Written exercise:
Skip every picture, and copy exactly the lines from the one containing "What data populates" to the end of the data.

Records provided:

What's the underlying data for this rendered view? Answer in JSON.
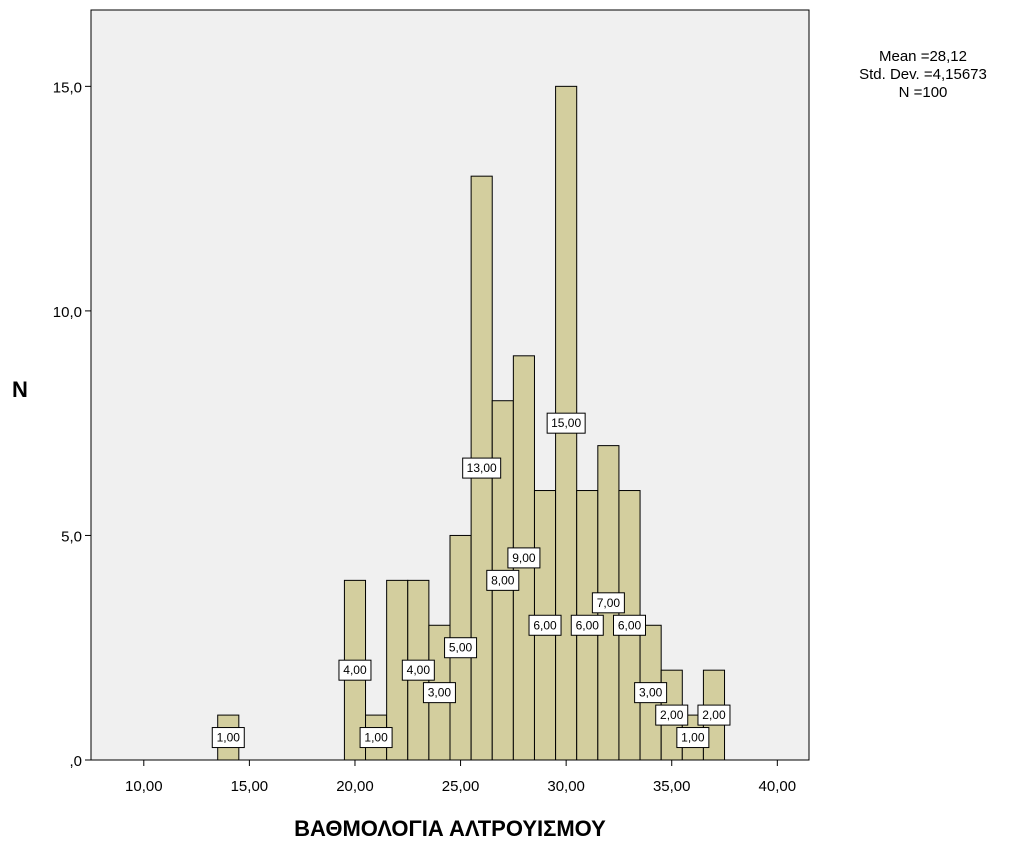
{
  "chart_data": {
    "type": "bar",
    "xlabel": "ΒΑΘΜΟΛΟΓΙΑ ΑΛΤΡΟΥΙΣΜΟΥ",
    "ylabel": "N",
    "xlim": [
      7.5,
      41.5
    ],
    "ylim": [
      0,
      16.7
    ],
    "x_ticks": [
      {
        "value": 10,
        "label": "10,00"
      },
      {
        "value": 15,
        "label": "15,00"
      },
      {
        "value": 20,
        "label": "20,00"
      },
      {
        "value": 25,
        "label": "25,00"
      },
      {
        "value": 30,
        "label": "30,00"
      },
      {
        "value": 35,
        "label": "35,00"
      },
      {
        "value": 40,
        "label": "40,00"
      }
    ],
    "y_ticks": [
      {
        "value": 0,
        "label": ",0"
      },
      {
        "value": 5,
        "label": "5,0"
      },
      {
        "value": 10,
        "label": "10,0"
      },
      {
        "value": 15,
        "label": "15,0"
      }
    ],
    "bin_width": 1,
    "bars": [
      {
        "x": 14,
        "value": 1,
        "label": "1,00"
      },
      {
        "x": 20,
        "value": 4,
        "label": "4,00"
      },
      {
        "x": 21,
        "value": 1,
        "label": "1,00"
      },
      {
        "x": 22,
        "value": 4,
        "label": ""
      },
      {
        "x": 23,
        "value": 4,
        "label": "4,00"
      },
      {
        "x": 24,
        "value": 3,
        "label": "3,00"
      },
      {
        "x": 25,
        "value": 5,
        "label": "5,00"
      },
      {
        "x": 26,
        "value": 13,
        "label": "13,00"
      },
      {
        "x": 27,
        "value": 8,
        "label": "8,00"
      },
      {
        "x": 28,
        "value": 9,
        "label": "9,00"
      },
      {
        "x": 29,
        "value": 6,
        "label": "6,00"
      },
      {
        "x": 30,
        "value": 15,
        "label": "15,00"
      },
      {
        "x": 31,
        "value": 6,
        "label": "6,00"
      },
      {
        "x": 32,
        "value": 7,
        "label": "7,00"
      },
      {
        "x": 33,
        "value": 6,
        "label": "6,00"
      },
      {
        "x": 34,
        "value": 3,
        "label": "3,00"
      },
      {
        "x": 35,
        "value": 2,
        "label": "2,00"
      },
      {
        "x": 36,
        "value": 1,
        "label": "1,00"
      },
      {
        "x": 37,
        "value": 2,
        "label": "2,00"
      }
    ],
    "stats": {
      "mean": "Mean =28,12",
      "std_dev": "Std. Dev. =4,15673",
      "n": "N =100"
    },
    "grid": false,
    "colors": {
      "plot_background": "#f0f0f0",
      "bar_fill": "#d3ce9e",
      "bar_stroke": "#000000",
      "label_box_fill": "#ffffff"
    }
  }
}
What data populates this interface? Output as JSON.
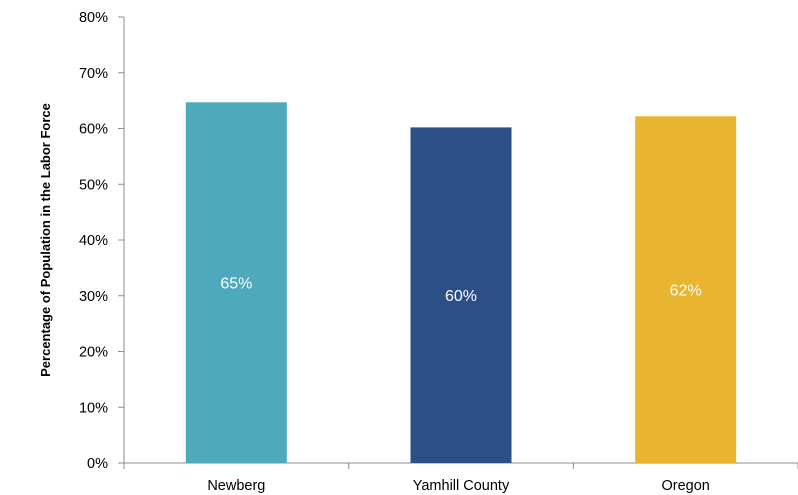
{
  "chart_data": {
    "type": "bar",
    "title": "",
    "xlabel": "",
    "ylabel": "Percentage of Population in the Labor Force",
    "categories": [
      "Newberg",
      "Yamhill County",
      "Oregon"
    ],
    "values": [
      64.7,
      60.2,
      62.2
    ],
    "data_labels": [
      "65%",
      "60%",
      "62%"
    ],
    "colors": [
      "#4fa9bc",
      "#2c4f88",
      "#e9b530"
    ],
    "ylim": [
      0,
      80
    ],
    "yticks": [
      0,
      10,
      20,
      30,
      40,
      50,
      60,
      70,
      80
    ],
    "ytick_labels": [
      "0%",
      "10%",
      "20%",
      "30%",
      "40%",
      "50%",
      "60%",
      "70%",
      "80%"
    ],
    "grid": false,
    "legend": "none"
  }
}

Task output:
What data populates this interface? Output as JSON.
{
  "chart_data": {
    "type": "bar",
    "title": "",
    "xlabel": "",
    "ylabel": "Percentage of Population in the Labor Force",
    "categories": [
      "Newberg",
      "Yamhill County",
      "Oregon"
    ],
    "values": [
      64.7,
      60.2,
      62.2
    ],
    "data_labels": [
      "65%",
      "60%",
      "62%"
    ],
    "colors": [
      "#4fa9bc",
      "#2c4f88",
      "#e9b530"
    ],
    "ylim": [
      0,
      80
    ],
    "yticks": [
      0,
      10,
      20,
      30,
      40,
      50,
      60,
      70,
      80
    ],
    "ytick_labels": [
      "0%",
      "10%",
      "20%",
      "30%",
      "40%",
      "50%",
      "60%",
      "70%",
      "80%"
    ],
    "grid": false,
    "legend": "none"
  }
}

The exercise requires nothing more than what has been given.